───── Information given ─────

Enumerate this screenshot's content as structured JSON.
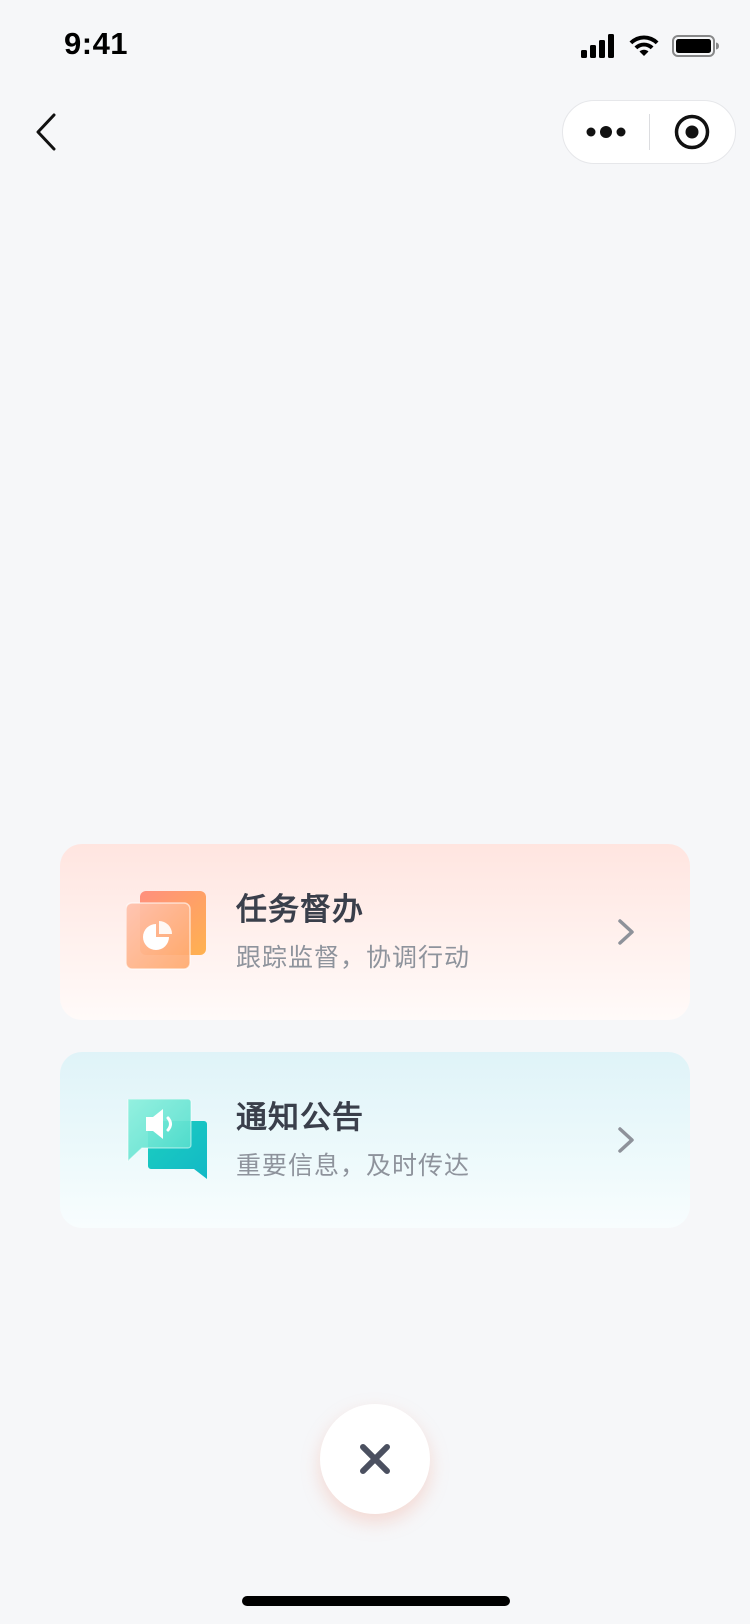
{
  "status_bar": {
    "time": "9:41",
    "icons": [
      "cellular-signal-icon",
      "wifi-icon",
      "battery-icon"
    ]
  },
  "nav": {
    "back_icon": "chevron-left-icon",
    "capsule_more_icon": "more-dots-icon",
    "capsule_close_icon": "target-circle-icon"
  },
  "cards": [
    {
      "id": "task",
      "title": "任务督办",
      "subtitle": "跟踪监督，协调行动",
      "icon": "pie-chart-document-icon",
      "arrow_icon": "chevron-right-icon",
      "colors": {
        "accent_start": "#ff8a7a",
        "accent_end": "#ffb155"
      }
    },
    {
      "id": "notice",
      "title": "通知公告",
      "subtitle": "重要信息，及时传达",
      "icon": "speaker-chat-icon",
      "arrow_icon": "chevron-right-icon",
      "colors": {
        "accent_start": "#7fe3d6",
        "accent_end": "#14c4c4"
      }
    }
  ],
  "close_button": {
    "icon": "close-x-icon",
    "color": "#4b5060"
  }
}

─────

**Your goal**: Without including the pictures, reproduce all entries exactly.

**Solution**:
Enumerate this screenshot's content as structured JSON.
{
  "status_bar": {
    "time": "9:41",
    "icons": [
      "cellular-signal-icon",
      "wifi-icon",
      "battery-icon"
    ]
  },
  "nav": {
    "back_icon": "chevron-left-icon",
    "capsule_more_icon": "more-dots-icon",
    "capsule_close_icon": "target-circle-icon"
  },
  "cards": [
    {
      "id": "task",
      "title": "任务督办",
      "subtitle": "跟踪监督，协调行动",
      "icon": "pie-chart-document-icon",
      "arrow_icon": "chevron-right-icon",
      "colors": {
        "accent_start": "#ff8a7a",
        "accent_end": "#ffb155"
      }
    },
    {
      "id": "notice",
      "title": "通知公告",
      "subtitle": "重要信息，及时传达",
      "icon": "speaker-chat-icon",
      "arrow_icon": "chevron-right-icon",
      "colors": {
        "accent_start": "#7fe3d6",
        "accent_end": "#14c4c4"
      }
    }
  ],
  "close_button": {
    "icon": "close-x-icon",
    "color": "#4b5060"
  }
}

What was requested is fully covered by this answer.